● **WHAT TO PRODUCE**
Could every line of the data be printed exactly as it reads?

● **SUPPLIED RECORDS**
::::::::::
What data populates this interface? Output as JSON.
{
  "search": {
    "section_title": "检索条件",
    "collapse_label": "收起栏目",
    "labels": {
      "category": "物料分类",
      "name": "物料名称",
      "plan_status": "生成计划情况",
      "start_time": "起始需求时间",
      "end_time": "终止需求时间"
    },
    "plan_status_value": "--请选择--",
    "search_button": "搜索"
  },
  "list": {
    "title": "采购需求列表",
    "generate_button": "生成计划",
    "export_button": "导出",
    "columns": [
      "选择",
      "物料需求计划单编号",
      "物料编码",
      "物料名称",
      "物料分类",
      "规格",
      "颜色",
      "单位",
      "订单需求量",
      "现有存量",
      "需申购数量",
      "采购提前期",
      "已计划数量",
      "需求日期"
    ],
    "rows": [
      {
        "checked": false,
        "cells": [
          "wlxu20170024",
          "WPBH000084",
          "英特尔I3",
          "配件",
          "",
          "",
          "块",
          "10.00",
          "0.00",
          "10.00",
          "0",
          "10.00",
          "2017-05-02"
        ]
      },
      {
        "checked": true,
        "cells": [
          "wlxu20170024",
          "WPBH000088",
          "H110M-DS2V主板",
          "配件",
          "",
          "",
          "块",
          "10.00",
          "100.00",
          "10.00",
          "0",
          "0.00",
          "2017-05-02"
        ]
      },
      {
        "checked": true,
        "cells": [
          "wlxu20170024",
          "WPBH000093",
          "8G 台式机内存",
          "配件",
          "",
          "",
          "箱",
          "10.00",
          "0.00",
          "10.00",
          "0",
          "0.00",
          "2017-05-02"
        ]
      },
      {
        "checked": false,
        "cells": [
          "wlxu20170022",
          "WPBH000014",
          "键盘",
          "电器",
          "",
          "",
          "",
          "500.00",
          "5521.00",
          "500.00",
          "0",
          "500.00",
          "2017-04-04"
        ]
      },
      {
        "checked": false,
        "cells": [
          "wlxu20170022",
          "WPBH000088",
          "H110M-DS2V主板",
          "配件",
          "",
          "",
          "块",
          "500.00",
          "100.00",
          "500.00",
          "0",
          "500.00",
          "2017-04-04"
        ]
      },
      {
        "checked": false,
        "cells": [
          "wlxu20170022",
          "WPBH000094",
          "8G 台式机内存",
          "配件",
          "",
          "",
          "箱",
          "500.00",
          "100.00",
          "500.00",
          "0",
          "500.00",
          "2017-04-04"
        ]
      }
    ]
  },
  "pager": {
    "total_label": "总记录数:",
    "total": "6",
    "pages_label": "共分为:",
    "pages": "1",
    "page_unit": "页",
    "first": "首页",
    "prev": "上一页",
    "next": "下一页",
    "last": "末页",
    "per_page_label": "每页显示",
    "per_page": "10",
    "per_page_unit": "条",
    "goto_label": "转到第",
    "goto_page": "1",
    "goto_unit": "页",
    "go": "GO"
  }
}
::::::::::
● **RESULT FOR THIS TASK**
What data populates this interface? Output as JSON.
{
  "search": {
    "section_title": "检索条件",
    "collapse_label": "收起栏目",
    "labels": {
      "category": "物料分类",
      "name": "物料名称",
      "plan_status": "生成计划情况",
      "start_time": "起始需求时间",
      "end_time": "终止需求时间"
    },
    "plan_status_value": "--请选择--",
    "search_button": "搜索"
  },
  "list": {
    "title": "采购需求列表",
    "generate_button": "生成计划",
    "export_button": "导出",
    "columns": [
      "选择",
      "物料需求计划单编号",
      "物料编码",
      "物料名称",
      "物料分类",
      "规格",
      "颜色",
      "单位",
      "订单需求量",
      "现有存量",
      "需申购数量",
      "采购提前期",
      "已计划数量",
      "需求日期"
    ],
    "rows": [
      {
        "checked": false,
        "cells": [
          "wlxu20170024",
          "WPBH000084",
          "英特尔I3",
          "配件",
          "",
          "",
          "块",
          "10.00",
          "0.00",
          "10.00",
          "0",
          "10.00",
          "2017-05-02"
        ]
      },
      {
        "checked": true,
        "cells": [
          "wlxu20170024",
          "WPBH000088",
          "H110M-DS2V主板",
          "配件",
          "",
          "",
          "块",
          "10.00",
          "100.00",
          "10.00",
          "0",
          "0.00",
          "2017-05-02"
        ]
      },
      {
        "checked": true,
        "cells": [
          "wlxu20170024",
          "WPBH000093",
          "8G 台式机内存",
          "配件",
          "",
          "",
          "箱",
          "10.00",
          "0.00",
          "10.00",
          "0",
          "0.00",
          "2017-05-02"
        ]
      },
      {
        "checked": false,
        "cells": [
          "wlxu20170022",
          "WPBH000014",
          "键盘",
          "电器",
          "",
          "",
          "",
          "500.00",
          "5521.00",
          "500.00",
          "0",
          "500.00",
          "2017-04-04"
        ]
      },
      {
        "checked": false,
        "cells": [
          "wlxu20170022",
          "WPBH000088",
          "H110M-DS2V主板",
          "配件",
          "",
          "",
          "块",
          "500.00",
          "100.00",
          "500.00",
          "0",
          "500.00",
          "2017-04-04"
        ]
      },
      {
        "checked": false,
        "cells": [
          "wlxu20170022",
          "WPBH000094",
          "8G 台式机内存",
          "配件",
          "",
          "",
          "箱",
          "500.00",
          "100.00",
          "500.00",
          "0",
          "500.00",
          "2017-04-04"
        ]
      }
    ]
  },
  "pager": {
    "total_label": "总记录数:",
    "total": "6",
    "pages_label": "共分为:",
    "pages": "1",
    "page_unit": "页",
    "first": "首页",
    "prev": "上一页",
    "next": "下一页",
    "last": "末页",
    "per_page_label": "每页显示",
    "per_page": "10",
    "per_page_unit": "条",
    "goto_label": "转到第",
    "goto_page": "1",
    "goto_unit": "页",
    "go": "GO"
  }
}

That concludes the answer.